* _WHAT NEEDS TO BE DONE_
Omit all pictures. Copy the rest of the material exactly.
— Start of EXTRACTED RECORDS —
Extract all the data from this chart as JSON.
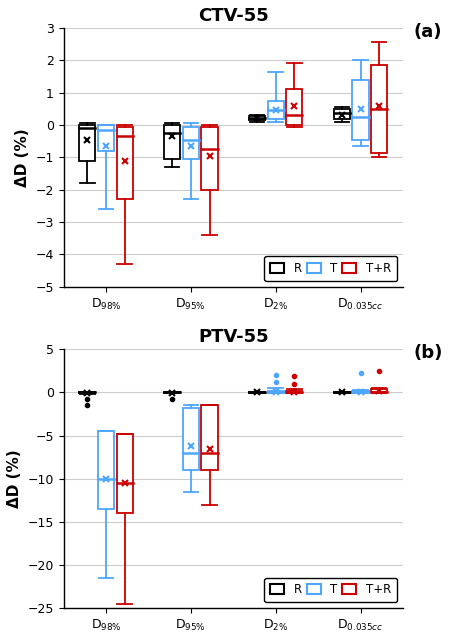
{
  "title_a": "CTV-55",
  "title_b": "PTV-55",
  "label_a": "(a)",
  "label_b": "(b)",
  "ylabel": "ΔD (%)",
  "colors": [
    "black",
    "#4da6ff",
    "#cc0000"
  ],
  "legend_labels": [
    "R",
    "T",
    "T+R"
  ],
  "ctv_data": {
    "R": {
      "D98": {
        "q1": -1.1,
        "median": -0.1,
        "q3": 0.0,
        "whislo": -1.8,
        "whishi": 0.05,
        "mean": -0.45
      },
      "D95": {
        "q1": -1.05,
        "median": -0.25,
        "q3": 0.0,
        "whislo": -1.3,
        "whishi": 0.05,
        "mean": -0.35
      },
      "D2": {
        "q1": 0.15,
        "median": 0.22,
        "q3": 0.28,
        "whislo": 0.1,
        "whishi": 0.32,
        "mean": 0.22
      },
      "D035": {
        "q1": 0.2,
        "median": 0.38,
        "q3": 0.5,
        "whislo": 0.1,
        "whishi": 0.55,
        "mean": 0.32
      }
    },
    "T": {
      "D98": {
        "q1": -0.8,
        "median": -0.15,
        "q3": 0.0,
        "whislo": -2.6,
        "whishi": 0.0,
        "mean": -0.65
      },
      "D95": {
        "q1": -1.05,
        "median": -0.45,
        "q3": -0.05,
        "whislo": -2.3,
        "whishi": 0.05,
        "mean": -0.65
      },
      "D2": {
        "q1": 0.2,
        "median": 0.45,
        "q3": 0.75,
        "whislo": 0.1,
        "whishi": 1.65,
        "mean": 0.45
      },
      "D035": {
        "q1": -0.45,
        "median": 0.25,
        "q3": 1.4,
        "whislo": -0.65,
        "whishi": 2.0,
        "mean": 0.5
      }
    },
    "TR": {
      "D98": {
        "q1": -2.3,
        "median": -0.35,
        "q3": -0.05,
        "whislo": -4.3,
        "whishi": 0.0,
        "mean": -1.1
      },
      "D95": {
        "q1": -2.0,
        "median": -0.75,
        "q3": -0.05,
        "whislo": -3.4,
        "whishi": 0.0,
        "mean": -0.95
      },
      "D2": {
        "q1": 0.0,
        "median": 0.3,
        "q3": 1.1,
        "whislo": -0.05,
        "whishi": 1.9,
        "mean": 0.6
      },
      "D035": {
        "q1": -0.85,
        "median": 0.5,
        "q3": 1.85,
        "whislo": -1.0,
        "whishi": 2.55,
        "mean": 0.6
      }
    }
  },
  "ptv_data": {
    "R": {
      "D98": {
        "q1": -0.05,
        "median": 0.0,
        "q3": 0.0,
        "whislo": -0.15,
        "whishi": 0.0,
        "mean": -0.02,
        "fliers": [
          -0.8,
          -1.5
        ]
      },
      "D95": {
        "q1": -0.05,
        "median": 0.0,
        "q3": 0.0,
        "whislo": -0.1,
        "whishi": 0.0,
        "mean": -0.02,
        "fliers": [
          -0.8
        ]
      },
      "D2": {
        "q1": -0.02,
        "median": 0.0,
        "q3": 0.0,
        "whislo": -0.05,
        "whishi": 0.02,
        "mean": 0.0,
        "fliers": []
      },
      "D035": {
        "q1": -0.02,
        "median": 0.0,
        "q3": 0.02,
        "whislo": -0.05,
        "whishi": 0.05,
        "mean": 0.0,
        "fliers": []
      }
    },
    "T": {
      "D98": {
        "q1": -13.5,
        "median": -10.0,
        "q3": -4.5,
        "whislo": -21.5,
        "whishi": -4.5,
        "mean": -10.0,
        "fliers": []
      },
      "D95": {
        "q1": -9.0,
        "median": -7.0,
        "q3": -1.8,
        "whislo": -11.5,
        "whishi": -1.5,
        "mean": -6.2,
        "fliers": []
      },
      "D2": {
        "q1": 0.0,
        "median": 0.05,
        "q3": 0.2,
        "whislo": -0.05,
        "whishi": 0.5,
        "mean": 0.1,
        "fliers": [
          1.2,
          2.0
        ]
      },
      "D035": {
        "q1": 0.0,
        "median": 0.05,
        "q3": 0.2,
        "whislo": -0.02,
        "whishi": 0.3,
        "mean": 0.1,
        "fliers": [
          2.3
        ]
      }
    },
    "TR": {
      "D98": {
        "q1": -14.0,
        "median": -10.5,
        "q3": -4.8,
        "whislo": -24.5,
        "whishi": -4.8,
        "mean": -10.5,
        "fliers": []
      },
      "D95": {
        "q1": -9.0,
        "median": -7.0,
        "q3": -1.5,
        "whislo": -13.0,
        "whishi": -1.5,
        "mean": -6.5,
        "fliers": []
      },
      "D2": {
        "q1": -0.02,
        "median": 0.05,
        "q3": 0.18,
        "whislo": -0.05,
        "whishi": 0.45,
        "mean": 0.1,
        "fliers": [
          1.0,
          1.9
        ]
      },
      "D035": {
        "q1": 0.0,
        "median": 0.1,
        "q3": 0.35,
        "whislo": -0.02,
        "whishi": 0.5,
        "mean": 0.2,
        "fliers": [
          2.5
        ]
      }
    }
  },
  "ylim_a": [
    -5,
    3
  ],
  "yticks_a": [
    -5,
    -4,
    -3,
    -2,
    -1,
    0,
    1,
    2,
    3
  ],
  "ylim_b": [
    -25,
    5
  ],
  "yticks_b": [
    -25,
    -20,
    -15,
    -10,
    -5,
    0,
    5
  ]
}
— End of EXTRACTED RECORDS —
* _COMPLETE RESPONSE_
Extract all the data from this chart as JSON.
{
  "title_a": "CTV-55",
  "title_b": "PTV-55",
  "label_a": "(a)",
  "label_b": "(b)",
  "ylabel": "ΔD (%)",
  "colors": [
    "black",
    "#4da6ff",
    "#cc0000"
  ],
  "legend_labels": [
    "R",
    "T",
    "T+R"
  ],
  "ctv_data": {
    "R": {
      "D98": {
        "q1": -1.1,
        "median": -0.1,
        "q3": 0.0,
        "whislo": -1.8,
        "whishi": 0.05,
        "mean": -0.45
      },
      "D95": {
        "q1": -1.05,
        "median": -0.25,
        "q3": 0.0,
        "whislo": -1.3,
        "whishi": 0.05,
        "mean": -0.35
      },
      "D2": {
        "q1": 0.15,
        "median": 0.22,
        "q3": 0.28,
        "whislo": 0.1,
        "whishi": 0.32,
        "mean": 0.22
      },
      "D035": {
        "q1": 0.2,
        "median": 0.38,
        "q3": 0.5,
        "whislo": 0.1,
        "whishi": 0.55,
        "mean": 0.32
      }
    },
    "T": {
      "D98": {
        "q1": -0.8,
        "median": -0.15,
        "q3": 0.0,
        "whislo": -2.6,
        "whishi": 0.0,
        "mean": -0.65
      },
      "D95": {
        "q1": -1.05,
        "median": -0.45,
        "q3": -0.05,
        "whislo": -2.3,
        "whishi": 0.05,
        "mean": -0.65
      },
      "D2": {
        "q1": 0.2,
        "median": 0.45,
        "q3": 0.75,
        "whislo": 0.1,
        "whishi": 1.65,
        "mean": 0.45
      },
      "D035": {
        "q1": -0.45,
        "median": 0.25,
        "q3": 1.4,
        "whislo": -0.65,
        "whishi": 2.0,
        "mean": 0.5
      }
    },
    "TR": {
      "D98": {
        "q1": -2.3,
        "median": -0.35,
        "q3": -0.05,
        "whislo": -4.3,
        "whishi": 0.0,
        "mean": -1.1
      },
      "D95": {
        "q1": -2.0,
        "median": -0.75,
        "q3": -0.05,
        "whislo": -3.4,
        "whishi": 0.0,
        "mean": -0.95
      },
      "D2": {
        "q1": 0.0,
        "median": 0.3,
        "q3": 1.1,
        "whislo": -0.05,
        "whishi": 1.9,
        "mean": 0.6
      },
      "D035": {
        "q1": -0.85,
        "median": 0.5,
        "q3": 1.85,
        "whislo": -1.0,
        "whishi": 2.55,
        "mean": 0.6
      }
    }
  },
  "ptv_data": {
    "R": {
      "D98": {
        "q1": -0.05,
        "median": 0.0,
        "q3": 0.0,
        "whislo": -0.15,
        "whishi": 0.0,
        "mean": -0.02,
        "fliers": [
          -0.8,
          -1.5
        ]
      },
      "D95": {
        "q1": -0.05,
        "median": 0.0,
        "q3": 0.0,
        "whislo": -0.1,
        "whishi": 0.0,
        "mean": -0.02,
        "fliers": [
          -0.8
        ]
      },
      "D2": {
        "q1": -0.02,
        "median": 0.0,
        "q3": 0.0,
        "whislo": -0.05,
        "whishi": 0.02,
        "mean": 0.0,
        "fliers": []
      },
      "D035": {
        "q1": -0.02,
        "median": 0.0,
        "q3": 0.02,
        "whislo": -0.05,
        "whishi": 0.05,
        "mean": 0.0,
        "fliers": []
      }
    },
    "T": {
      "D98": {
        "q1": -13.5,
        "median": -10.0,
        "q3": -4.5,
        "whislo": -21.5,
        "whishi": -4.5,
        "mean": -10.0,
        "fliers": []
      },
      "D95": {
        "q1": -9.0,
        "median": -7.0,
        "q3": -1.8,
        "whislo": -11.5,
        "whishi": -1.5,
        "mean": -6.2,
        "fliers": []
      },
      "D2": {
        "q1": 0.0,
        "median": 0.05,
        "q3": 0.2,
        "whislo": -0.05,
        "whishi": 0.5,
        "mean": 0.1,
        "fliers": [
          1.2,
          2.0
        ]
      },
      "D035": {
        "q1": 0.0,
        "median": 0.05,
        "q3": 0.2,
        "whislo": -0.02,
        "whishi": 0.3,
        "mean": 0.1,
        "fliers": [
          2.3
        ]
      }
    },
    "TR": {
      "D98": {
        "q1": -14.0,
        "median": -10.5,
        "q3": -4.8,
        "whislo": -24.5,
        "whishi": -4.8,
        "mean": -10.5,
        "fliers": []
      },
      "D95": {
        "q1": -9.0,
        "median": -7.0,
        "q3": -1.5,
        "whislo": -13.0,
        "whishi": -1.5,
        "mean": -6.5,
        "fliers": []
      },
      "D2": {
        "q1": -0.02,
        "median": 0.05,
        "q3": 0.18,
        "whislo": -0.05,
        "whishi": 0.45,
        "mean": 0.1,
        "fliers": [
          1.0,
          1.9
        ]
      },
      "D035": {
        "q1": 0.0,
        "median": 0.1,
        "q3": 0.35,
        "whislo": -0.02,
        "whishi": 0.5,
        "mean": 0.2,
        "fliers": [
          2.5
        ]
      }
    }
  },
  "ylim_a": [
    -5,
    3
  ],
  "yticks_a": [
    -5,
    -4,
    -3,
    -2,
    -1,
    0,
    1,
    2,
    3
  ],
  "ylim_b": [
    -25,
    5
  ],
  "yticks_b": [
    -25,
    -20,
    -15,
    -10,
    -5,
    0,
    5
  ]
}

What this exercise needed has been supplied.